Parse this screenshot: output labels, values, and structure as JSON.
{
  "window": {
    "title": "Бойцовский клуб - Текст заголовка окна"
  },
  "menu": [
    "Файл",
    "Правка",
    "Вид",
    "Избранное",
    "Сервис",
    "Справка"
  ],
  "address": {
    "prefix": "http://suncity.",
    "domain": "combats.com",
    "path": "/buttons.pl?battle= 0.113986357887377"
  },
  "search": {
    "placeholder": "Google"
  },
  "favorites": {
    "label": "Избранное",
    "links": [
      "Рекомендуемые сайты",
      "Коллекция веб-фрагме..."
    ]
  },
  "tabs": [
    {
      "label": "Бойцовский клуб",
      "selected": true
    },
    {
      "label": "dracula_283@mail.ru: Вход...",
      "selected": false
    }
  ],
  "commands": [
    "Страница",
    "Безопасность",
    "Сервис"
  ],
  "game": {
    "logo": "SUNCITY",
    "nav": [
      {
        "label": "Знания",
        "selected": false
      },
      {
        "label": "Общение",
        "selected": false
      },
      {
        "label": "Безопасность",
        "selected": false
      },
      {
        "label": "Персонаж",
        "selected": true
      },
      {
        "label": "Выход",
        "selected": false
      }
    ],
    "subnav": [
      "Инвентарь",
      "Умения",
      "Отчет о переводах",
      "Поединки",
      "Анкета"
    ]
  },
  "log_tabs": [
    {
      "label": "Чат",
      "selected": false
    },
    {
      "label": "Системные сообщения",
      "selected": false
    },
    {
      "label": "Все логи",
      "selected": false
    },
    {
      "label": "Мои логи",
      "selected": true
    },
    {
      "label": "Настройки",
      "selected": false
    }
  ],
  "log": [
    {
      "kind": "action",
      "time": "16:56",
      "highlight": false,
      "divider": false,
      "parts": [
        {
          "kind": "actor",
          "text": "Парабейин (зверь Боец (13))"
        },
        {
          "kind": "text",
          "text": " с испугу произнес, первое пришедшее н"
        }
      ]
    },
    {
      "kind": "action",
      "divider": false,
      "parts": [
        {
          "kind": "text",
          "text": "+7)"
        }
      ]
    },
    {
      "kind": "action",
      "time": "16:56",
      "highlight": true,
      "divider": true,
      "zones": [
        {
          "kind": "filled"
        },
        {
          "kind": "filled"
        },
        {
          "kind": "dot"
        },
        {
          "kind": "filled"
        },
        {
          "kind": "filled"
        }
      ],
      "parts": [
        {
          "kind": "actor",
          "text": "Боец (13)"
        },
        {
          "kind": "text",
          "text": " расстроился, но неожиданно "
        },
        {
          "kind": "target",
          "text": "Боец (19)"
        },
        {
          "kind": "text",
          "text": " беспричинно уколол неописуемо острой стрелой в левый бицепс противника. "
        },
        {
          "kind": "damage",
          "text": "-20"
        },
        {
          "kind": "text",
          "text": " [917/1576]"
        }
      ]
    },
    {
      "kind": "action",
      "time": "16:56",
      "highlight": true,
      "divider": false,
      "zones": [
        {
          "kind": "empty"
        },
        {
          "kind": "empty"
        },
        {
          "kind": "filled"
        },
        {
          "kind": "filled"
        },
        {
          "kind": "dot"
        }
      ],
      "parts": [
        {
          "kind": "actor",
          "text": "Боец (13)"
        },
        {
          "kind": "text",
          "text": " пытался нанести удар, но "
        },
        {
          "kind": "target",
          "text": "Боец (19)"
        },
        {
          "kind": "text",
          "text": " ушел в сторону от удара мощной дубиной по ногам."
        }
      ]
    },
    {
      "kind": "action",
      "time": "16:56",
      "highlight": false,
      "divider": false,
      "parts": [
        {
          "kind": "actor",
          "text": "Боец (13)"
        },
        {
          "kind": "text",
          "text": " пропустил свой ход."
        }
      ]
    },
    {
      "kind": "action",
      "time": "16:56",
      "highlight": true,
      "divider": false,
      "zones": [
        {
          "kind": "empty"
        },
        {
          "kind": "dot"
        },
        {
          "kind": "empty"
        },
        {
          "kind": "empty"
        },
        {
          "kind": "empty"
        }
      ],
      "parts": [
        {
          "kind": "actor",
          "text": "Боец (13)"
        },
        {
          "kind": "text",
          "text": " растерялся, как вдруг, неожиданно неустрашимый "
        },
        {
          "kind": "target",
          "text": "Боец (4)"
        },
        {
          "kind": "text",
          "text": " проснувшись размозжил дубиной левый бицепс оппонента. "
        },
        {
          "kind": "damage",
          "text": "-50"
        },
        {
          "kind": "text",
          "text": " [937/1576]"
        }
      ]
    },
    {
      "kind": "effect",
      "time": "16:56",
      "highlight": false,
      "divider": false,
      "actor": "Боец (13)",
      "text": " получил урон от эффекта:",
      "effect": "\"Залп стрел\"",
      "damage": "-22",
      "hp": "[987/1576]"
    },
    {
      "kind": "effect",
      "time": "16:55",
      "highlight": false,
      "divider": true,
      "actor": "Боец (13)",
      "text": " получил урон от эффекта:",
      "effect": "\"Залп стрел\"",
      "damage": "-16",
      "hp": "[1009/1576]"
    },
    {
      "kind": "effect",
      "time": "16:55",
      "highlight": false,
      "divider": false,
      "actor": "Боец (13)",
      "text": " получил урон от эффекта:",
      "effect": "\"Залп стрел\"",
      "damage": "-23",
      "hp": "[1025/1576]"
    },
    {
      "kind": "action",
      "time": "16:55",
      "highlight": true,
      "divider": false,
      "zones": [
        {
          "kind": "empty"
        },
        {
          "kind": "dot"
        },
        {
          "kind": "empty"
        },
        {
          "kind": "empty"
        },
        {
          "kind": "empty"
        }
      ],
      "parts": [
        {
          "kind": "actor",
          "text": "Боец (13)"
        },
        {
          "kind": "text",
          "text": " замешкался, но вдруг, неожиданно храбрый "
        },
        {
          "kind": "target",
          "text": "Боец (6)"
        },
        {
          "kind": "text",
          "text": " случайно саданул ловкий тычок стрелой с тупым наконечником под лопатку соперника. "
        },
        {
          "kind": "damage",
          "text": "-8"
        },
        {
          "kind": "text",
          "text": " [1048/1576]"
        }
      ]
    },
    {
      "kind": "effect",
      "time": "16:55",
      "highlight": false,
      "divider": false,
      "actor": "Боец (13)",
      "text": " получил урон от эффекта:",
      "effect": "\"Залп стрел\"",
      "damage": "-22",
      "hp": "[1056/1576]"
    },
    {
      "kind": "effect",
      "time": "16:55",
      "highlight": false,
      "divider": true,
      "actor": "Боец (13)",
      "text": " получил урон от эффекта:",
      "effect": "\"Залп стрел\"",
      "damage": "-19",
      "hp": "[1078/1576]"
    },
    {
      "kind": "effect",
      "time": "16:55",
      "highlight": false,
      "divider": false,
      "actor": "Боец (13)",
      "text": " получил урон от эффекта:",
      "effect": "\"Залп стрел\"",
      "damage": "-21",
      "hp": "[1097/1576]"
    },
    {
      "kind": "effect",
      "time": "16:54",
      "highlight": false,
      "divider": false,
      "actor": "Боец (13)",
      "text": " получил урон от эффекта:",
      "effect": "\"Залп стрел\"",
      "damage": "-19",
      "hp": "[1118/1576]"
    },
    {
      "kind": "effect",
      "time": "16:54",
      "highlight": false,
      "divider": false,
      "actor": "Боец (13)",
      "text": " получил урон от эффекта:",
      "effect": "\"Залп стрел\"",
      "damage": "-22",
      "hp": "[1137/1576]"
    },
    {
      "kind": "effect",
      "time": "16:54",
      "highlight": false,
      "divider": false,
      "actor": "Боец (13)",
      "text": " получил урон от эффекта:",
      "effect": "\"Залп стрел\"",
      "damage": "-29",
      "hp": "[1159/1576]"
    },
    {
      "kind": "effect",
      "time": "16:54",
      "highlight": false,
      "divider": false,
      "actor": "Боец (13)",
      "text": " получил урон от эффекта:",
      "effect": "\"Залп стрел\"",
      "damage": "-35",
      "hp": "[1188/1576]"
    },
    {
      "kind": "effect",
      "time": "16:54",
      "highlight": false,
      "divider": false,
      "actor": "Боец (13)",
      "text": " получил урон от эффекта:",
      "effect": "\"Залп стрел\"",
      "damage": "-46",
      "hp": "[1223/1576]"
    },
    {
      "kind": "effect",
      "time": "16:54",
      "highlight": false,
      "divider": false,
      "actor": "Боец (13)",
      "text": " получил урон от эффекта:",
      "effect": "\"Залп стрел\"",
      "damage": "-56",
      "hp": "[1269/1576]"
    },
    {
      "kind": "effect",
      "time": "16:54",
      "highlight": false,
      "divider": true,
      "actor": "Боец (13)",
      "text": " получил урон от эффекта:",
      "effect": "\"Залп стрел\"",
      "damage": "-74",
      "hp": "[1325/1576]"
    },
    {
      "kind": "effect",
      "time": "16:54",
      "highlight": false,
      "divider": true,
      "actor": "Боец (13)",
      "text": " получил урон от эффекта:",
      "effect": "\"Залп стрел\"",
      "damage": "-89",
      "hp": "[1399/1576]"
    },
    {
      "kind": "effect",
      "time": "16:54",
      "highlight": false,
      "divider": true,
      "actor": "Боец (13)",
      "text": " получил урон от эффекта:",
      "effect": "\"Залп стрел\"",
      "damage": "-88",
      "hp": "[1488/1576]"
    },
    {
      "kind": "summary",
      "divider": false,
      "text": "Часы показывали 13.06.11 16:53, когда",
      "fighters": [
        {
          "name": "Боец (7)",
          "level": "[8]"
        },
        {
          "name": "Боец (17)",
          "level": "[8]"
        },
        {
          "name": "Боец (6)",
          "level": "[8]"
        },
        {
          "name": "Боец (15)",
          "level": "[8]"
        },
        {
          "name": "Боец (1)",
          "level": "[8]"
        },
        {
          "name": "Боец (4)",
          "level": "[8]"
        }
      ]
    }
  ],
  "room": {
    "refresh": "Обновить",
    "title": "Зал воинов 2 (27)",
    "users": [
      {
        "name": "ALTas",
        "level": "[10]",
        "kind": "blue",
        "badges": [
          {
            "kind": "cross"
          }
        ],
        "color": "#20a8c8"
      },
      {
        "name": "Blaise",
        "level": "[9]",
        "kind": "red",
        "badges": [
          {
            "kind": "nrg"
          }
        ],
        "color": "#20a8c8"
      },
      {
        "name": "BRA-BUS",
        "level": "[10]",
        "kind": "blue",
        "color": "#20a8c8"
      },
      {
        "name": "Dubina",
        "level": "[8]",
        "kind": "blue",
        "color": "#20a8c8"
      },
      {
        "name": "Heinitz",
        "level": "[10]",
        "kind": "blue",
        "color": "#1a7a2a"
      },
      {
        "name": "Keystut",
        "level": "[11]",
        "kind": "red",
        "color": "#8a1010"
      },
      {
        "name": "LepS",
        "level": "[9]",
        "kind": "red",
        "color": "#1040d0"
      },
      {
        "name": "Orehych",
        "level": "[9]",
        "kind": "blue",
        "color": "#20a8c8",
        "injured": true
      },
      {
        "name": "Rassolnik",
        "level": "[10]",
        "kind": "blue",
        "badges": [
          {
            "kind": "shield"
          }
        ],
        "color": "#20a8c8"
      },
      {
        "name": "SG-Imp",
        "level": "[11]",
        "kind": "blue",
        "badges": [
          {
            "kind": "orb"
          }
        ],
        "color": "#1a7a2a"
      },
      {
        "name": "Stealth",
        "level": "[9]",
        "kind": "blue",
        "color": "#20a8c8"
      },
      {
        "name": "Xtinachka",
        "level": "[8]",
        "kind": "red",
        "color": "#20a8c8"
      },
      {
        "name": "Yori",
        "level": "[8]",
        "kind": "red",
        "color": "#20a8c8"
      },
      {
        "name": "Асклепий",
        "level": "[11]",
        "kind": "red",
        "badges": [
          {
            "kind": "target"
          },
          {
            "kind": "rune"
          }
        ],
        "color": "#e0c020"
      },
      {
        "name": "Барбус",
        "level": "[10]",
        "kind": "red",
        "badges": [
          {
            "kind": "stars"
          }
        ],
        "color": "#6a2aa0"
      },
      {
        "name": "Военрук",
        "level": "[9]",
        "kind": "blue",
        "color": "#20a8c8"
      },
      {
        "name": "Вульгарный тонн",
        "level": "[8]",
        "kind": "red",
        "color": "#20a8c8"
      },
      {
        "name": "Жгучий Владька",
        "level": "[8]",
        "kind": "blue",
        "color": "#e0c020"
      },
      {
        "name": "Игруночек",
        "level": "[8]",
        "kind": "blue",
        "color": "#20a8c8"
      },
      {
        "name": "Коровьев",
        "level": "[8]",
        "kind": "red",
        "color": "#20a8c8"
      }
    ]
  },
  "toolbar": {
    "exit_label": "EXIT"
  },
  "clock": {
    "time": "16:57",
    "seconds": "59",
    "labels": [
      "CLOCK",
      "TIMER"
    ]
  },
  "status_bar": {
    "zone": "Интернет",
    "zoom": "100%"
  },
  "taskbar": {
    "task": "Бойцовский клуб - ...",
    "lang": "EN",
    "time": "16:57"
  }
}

┄┄┄┄┄┄┄┄┄┄┄┄┄┄┄┄┄┄┄┄

Directions for this task:
Each line in the entries above that includes the string "левый" should be extracted.

Answer to the task:
          "text": " беспричинно уколол неописуемо острой стрелой в левый бицепс противника. "
          "text": " проснувшись размозжил дубиной левый бицепс оппонента. "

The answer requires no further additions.